>> start Listed records

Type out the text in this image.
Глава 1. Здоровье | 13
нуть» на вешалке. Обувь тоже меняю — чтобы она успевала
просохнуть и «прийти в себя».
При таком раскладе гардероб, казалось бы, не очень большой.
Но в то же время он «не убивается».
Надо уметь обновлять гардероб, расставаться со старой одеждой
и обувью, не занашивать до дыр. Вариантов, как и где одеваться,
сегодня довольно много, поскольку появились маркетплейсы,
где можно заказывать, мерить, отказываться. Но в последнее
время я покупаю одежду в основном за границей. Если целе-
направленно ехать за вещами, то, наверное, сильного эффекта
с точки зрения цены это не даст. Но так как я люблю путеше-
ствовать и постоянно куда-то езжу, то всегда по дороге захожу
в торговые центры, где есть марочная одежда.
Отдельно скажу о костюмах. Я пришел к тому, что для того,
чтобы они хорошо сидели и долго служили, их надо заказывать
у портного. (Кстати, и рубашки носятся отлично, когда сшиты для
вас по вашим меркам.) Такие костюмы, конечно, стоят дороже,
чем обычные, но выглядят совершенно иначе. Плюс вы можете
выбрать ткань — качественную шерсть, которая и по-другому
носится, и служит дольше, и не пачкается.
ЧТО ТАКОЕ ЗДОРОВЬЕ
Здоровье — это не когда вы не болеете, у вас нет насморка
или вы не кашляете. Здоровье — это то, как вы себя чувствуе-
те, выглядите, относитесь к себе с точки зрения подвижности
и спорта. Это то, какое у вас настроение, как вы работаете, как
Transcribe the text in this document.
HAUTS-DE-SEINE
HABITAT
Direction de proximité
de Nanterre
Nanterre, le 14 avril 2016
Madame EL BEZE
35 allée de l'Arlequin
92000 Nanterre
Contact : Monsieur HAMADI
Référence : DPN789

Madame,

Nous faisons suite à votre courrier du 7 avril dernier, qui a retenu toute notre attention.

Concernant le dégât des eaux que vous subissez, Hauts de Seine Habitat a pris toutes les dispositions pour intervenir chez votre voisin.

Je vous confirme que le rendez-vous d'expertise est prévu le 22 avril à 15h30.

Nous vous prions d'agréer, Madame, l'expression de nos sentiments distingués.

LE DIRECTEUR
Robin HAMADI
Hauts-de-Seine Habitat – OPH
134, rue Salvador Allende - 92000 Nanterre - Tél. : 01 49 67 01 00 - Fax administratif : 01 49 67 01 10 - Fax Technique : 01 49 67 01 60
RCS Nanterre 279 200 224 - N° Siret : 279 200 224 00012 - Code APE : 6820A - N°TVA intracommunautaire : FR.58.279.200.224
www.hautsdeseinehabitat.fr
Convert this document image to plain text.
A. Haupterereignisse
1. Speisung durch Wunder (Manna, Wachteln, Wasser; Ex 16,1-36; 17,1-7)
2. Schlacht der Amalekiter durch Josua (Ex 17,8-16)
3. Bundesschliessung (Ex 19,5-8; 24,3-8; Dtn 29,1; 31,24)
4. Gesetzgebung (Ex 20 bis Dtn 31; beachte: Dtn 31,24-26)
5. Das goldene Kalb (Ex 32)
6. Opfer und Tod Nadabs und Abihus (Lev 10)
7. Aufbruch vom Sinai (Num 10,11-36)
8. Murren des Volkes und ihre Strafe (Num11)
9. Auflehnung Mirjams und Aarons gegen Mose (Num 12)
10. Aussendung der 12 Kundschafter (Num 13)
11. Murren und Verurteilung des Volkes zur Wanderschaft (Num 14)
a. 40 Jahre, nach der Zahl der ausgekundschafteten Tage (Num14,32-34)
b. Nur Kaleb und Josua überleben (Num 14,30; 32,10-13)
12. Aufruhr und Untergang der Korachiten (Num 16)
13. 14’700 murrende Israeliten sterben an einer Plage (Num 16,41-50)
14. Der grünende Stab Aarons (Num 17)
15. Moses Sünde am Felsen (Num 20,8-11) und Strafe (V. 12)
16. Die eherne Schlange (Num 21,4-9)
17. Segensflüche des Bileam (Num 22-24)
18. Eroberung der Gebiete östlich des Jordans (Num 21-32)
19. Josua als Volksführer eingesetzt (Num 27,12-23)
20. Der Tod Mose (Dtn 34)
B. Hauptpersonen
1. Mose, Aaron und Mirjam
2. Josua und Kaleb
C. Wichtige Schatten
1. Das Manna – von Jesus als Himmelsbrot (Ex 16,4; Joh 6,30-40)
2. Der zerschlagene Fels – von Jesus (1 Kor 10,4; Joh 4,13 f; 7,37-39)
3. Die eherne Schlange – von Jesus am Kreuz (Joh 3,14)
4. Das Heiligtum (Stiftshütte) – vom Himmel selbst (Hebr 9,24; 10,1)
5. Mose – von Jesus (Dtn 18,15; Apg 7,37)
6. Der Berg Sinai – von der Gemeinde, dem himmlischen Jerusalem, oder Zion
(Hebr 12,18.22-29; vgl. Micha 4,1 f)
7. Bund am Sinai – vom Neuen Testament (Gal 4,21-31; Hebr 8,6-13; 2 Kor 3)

>> end Listed records

Work instructions:
Every entry needs to be retyped exactly.

Complete answer:
Type out the text in this image.
Глава 1. Здоровье | 13
нуть» на вешалке. Обувь тоже меняю — чтобы она успевала
просохнуть и «прийти в себя».
При таком раскладе гардероб, казалось бы, не очень большой.
Но в то же время он «не убивается».
Надо уметь обновлять гардероб, расставаться со старой одеждой
и обувью, не занашивать до дыр. Вариантов, как и где одеваться,
сегодня довольно много, поскольку появились маркетплейсы,
где можно заказывать, мерить, отказываться. Но в последнее
время я покупаю одежду в основном за границей. Если целе-
направленно ехать за вещами, то, наверное, сильного эффекта
с точки зрения цены это не даст. Но так как я люблю путеше-
ствовать и постоянно куда-то езжу, то всегда по дороге захожу
в торговые центры, где есть марочная одежда.
Отдельно скажу о костюмах. Я пришел к тому, что для того,
чтобы они хорошо сидели и долго служили, их надо заказывать
у портного. (Кстати, и рубашки носятся отлично, когда сшиты для
вас по вашим меркам.) Такие костюмы, конечно, стоят дороже,
чем обычные, но выглядят совершенно иначе. Плюс вы можете
выбрать ткань — качественную шерсть, которая и по-другому
носится, и служит дольше, и не пачкается.
ЧТО ТАКОЕ ЗДОРОВЬЕ
Здоровье — это не когда вы не болеете, у вас нет насморка
или вы не кашляете. Здоровье — это то, как вы себя чувствуе-
те, выглядите, относитесь к себе с точки зрения подвижности
и спорта. Это то, какое у вас настроение, как вы работаете, как
Transcribe the text in this document.
HAUTS-DE-SEINE
HABITAT
Direction de proximité
de Nanterre
Nanterre, le 14 avril 2016
Madame EL BEZE
35 allée de l'Arlequin
92000 Nanterre
Contact : Monsieur HAMADI
Référence : DPN789

Madame,

Nous faisons suite à votre courrier du 7 avril dernier, qui a retenu toute notre attention.

Concernant le dégât des eaux que vous subissez, Hauts de Seine Habitat a pris toutes les dispositions pour intervenir chez votre voisin.

Je vous confirme que le rendez-vous d'expertise est prévu le 22 avril à 15h30.

Nous vous prions d'agréer, Madame, l'expression de nos sentiments distingués.

LE DIRECTEUR
Robin HAMADI
Hauts-de-Seine Habitat – OPH
134, rue Salvador Allende - 92000 Nanterre - Tél. : 01 49 67 01 00 - Fax administratif : 01 49 67 01 10 - Fax Technique : 01 49 67 01 60
RCS Nanterre 279 200 224 - N° Siret : 279 200 224 00012 - Code APE : 6820A - N°TVA intracommunautaire : FR.58.279.200.224
www.hautsdeseinehabitat.fr
Convert this document image to plain text.
A. Haupterereignisse
1. Speisung durch Wunder (Manna, Wachteln, Wasser; Ex 16,1-36; 17,1-7)
2. Schlacht der Amalekiter durch Josua (Ex 17,8-16)
3. Bundesschliessung (Ex 19,5-8; 24,3-8; Dtn 29,1; 31,24)
4. Gesetzgebung (Ex 20 bis Dtn 31; beachte: Dtn 31,24-26)
5. Das goldene Kalb (Ex 32)
6. Opfer und Tod Nadabs und Abihus (Lev 10)
7. Aufbruch vom Sinai (Num 10,11-36)
8. Murren des Volkes und ihre Strafe (Num11)
9. Auflehnung Mirjams und Aarons gegen Mose (Num 12)
10. Aussendung der 12 Kundschafter (Num 13)
11. Murren und Verurteilung des Volkes zur Wanderschaft (Num 14)
a. 40 Jahre, nach der Zahl der ausgekundschafteten Tage (Num14,32-34)
b. Nur Kaleb und Josua überleben (Num 14,30; 32,10-13)
12. Aufruhr und Untergang der Korachiten (Num 16)
13. 14’700 murrende Israeliten sterben an einer Plage (Num 16,41-50)
14. Der grünende Stab Aarons (Num 17)
15. Moses Sünde am Felsen (Num 20,8-11) und Strafe (V. 12)
16. Die eherne Schlange (Num 21,4-9)
17. Segensflüche des Bileam (Num 22-24)
18. Eroberung der Gebiete östlich des Jordans (Num 21-32)
19. Josua als Volksführer eingesetzt (Num 27,12-23)
20. Der Tod Mose (Dtn 34)
B. Hauptpersonen
1. Mose, Aaron und Mirjam
2. Josua und Kaleb
C. Wichtige Schatten
1. Das Manna – von Jesus als Himmelsbrot (Ex 16,4; Joh 6,30-40)
2. Der zerschlagene Fels – von Jesus (1 Kor 10,4; Joh 4,13 f; 7,37-39)
3. Die eherne Schlange – von Jesus am Kreuz (Joh 3,14)
4. Das Heiligtum (Stiftshütte) – vom Himmel selbst (Hebr 9,24; 10,1)
5. Mose – von Jesus (Dtn 18,15; Apg 7,37)
6. Der Berg Sinai – von der Gemeinde, dem himmlischen Jerusalem, oder Zion
(Hebr 12,18.22-29; vgl. Micha 4,1 f)
7. Bund am Sinai – vom Neuen Testament (Gal 4,21-31; Hebr 8,6-13; 2 Kor 3)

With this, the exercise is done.